*Set problem*
Gather every line below where "name" appears.
** START Data provided **
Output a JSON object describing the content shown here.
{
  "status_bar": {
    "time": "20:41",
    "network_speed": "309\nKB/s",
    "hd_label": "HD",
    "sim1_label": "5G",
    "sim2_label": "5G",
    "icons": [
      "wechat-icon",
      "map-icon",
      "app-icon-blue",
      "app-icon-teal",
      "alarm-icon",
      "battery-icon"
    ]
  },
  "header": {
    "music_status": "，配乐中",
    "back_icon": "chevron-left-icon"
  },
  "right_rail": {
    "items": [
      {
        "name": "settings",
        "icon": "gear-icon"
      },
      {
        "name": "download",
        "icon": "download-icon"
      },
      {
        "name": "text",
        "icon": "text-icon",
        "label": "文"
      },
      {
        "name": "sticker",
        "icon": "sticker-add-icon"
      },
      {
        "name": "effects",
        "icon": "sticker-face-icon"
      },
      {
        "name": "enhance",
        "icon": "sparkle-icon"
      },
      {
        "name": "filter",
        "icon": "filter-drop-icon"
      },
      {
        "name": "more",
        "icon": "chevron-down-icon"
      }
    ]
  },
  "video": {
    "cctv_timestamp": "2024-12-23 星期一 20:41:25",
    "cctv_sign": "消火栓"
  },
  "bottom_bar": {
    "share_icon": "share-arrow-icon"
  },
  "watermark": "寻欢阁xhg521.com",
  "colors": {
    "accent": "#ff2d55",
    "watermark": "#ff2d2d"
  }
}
** END Data provided **
*Correct output*
        "name": "settings",
        "name": "download",
        "name": "text",
        "name": "sticker",
        "name": "effects",
        "name": "enhance",
        "name": "filter",
        "name": "more",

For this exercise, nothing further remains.